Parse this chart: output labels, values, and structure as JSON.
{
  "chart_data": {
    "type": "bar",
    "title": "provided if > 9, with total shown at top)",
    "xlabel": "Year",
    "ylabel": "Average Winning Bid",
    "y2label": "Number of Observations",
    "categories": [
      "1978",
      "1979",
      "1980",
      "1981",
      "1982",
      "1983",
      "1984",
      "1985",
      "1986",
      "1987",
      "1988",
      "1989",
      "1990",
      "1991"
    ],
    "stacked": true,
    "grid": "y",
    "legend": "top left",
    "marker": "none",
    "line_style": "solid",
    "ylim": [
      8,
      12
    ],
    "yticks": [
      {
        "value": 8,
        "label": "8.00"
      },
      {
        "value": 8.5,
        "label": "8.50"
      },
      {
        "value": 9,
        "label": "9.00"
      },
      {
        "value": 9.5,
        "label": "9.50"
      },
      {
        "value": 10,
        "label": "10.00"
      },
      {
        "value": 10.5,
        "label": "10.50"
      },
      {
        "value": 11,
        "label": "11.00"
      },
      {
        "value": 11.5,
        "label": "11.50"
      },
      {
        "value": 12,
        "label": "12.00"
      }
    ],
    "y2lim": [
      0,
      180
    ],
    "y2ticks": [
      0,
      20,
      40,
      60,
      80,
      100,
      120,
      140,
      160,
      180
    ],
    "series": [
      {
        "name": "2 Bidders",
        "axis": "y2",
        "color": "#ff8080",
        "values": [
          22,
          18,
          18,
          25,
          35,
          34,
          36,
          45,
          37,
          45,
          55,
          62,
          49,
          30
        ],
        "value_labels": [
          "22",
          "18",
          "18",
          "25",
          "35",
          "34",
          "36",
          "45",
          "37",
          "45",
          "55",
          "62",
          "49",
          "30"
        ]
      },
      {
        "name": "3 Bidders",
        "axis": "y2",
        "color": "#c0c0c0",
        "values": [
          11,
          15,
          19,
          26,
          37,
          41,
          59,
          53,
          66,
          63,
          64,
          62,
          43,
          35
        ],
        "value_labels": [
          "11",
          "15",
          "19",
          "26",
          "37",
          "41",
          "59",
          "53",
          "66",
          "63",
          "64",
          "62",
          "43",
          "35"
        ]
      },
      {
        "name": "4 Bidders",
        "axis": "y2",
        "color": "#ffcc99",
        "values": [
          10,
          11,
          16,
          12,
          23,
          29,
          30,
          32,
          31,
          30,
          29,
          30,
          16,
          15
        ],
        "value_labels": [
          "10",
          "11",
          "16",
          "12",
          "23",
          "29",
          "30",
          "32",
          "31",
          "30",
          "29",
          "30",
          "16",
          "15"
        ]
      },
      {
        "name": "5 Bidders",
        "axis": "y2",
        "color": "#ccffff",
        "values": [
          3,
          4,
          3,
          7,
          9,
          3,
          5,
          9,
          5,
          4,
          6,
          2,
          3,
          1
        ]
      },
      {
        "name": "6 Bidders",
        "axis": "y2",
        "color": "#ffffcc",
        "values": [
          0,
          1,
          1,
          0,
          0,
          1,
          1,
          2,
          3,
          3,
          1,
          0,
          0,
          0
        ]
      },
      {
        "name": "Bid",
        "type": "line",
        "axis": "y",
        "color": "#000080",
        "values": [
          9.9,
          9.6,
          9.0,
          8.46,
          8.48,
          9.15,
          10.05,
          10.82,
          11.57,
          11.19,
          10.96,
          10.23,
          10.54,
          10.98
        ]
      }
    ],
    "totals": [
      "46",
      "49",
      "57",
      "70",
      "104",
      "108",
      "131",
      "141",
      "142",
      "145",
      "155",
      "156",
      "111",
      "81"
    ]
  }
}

________________

* _What you are asked to do_
The lines to collect are those holding the string "Bidders"; copy them all.

* _Response to this exercise_
        "name": "2 Bidders",
        "name": "3 Bidders",
        "name": "4 Bidders",
        "name": "5 Bidders",
        "name": "6 Bidders",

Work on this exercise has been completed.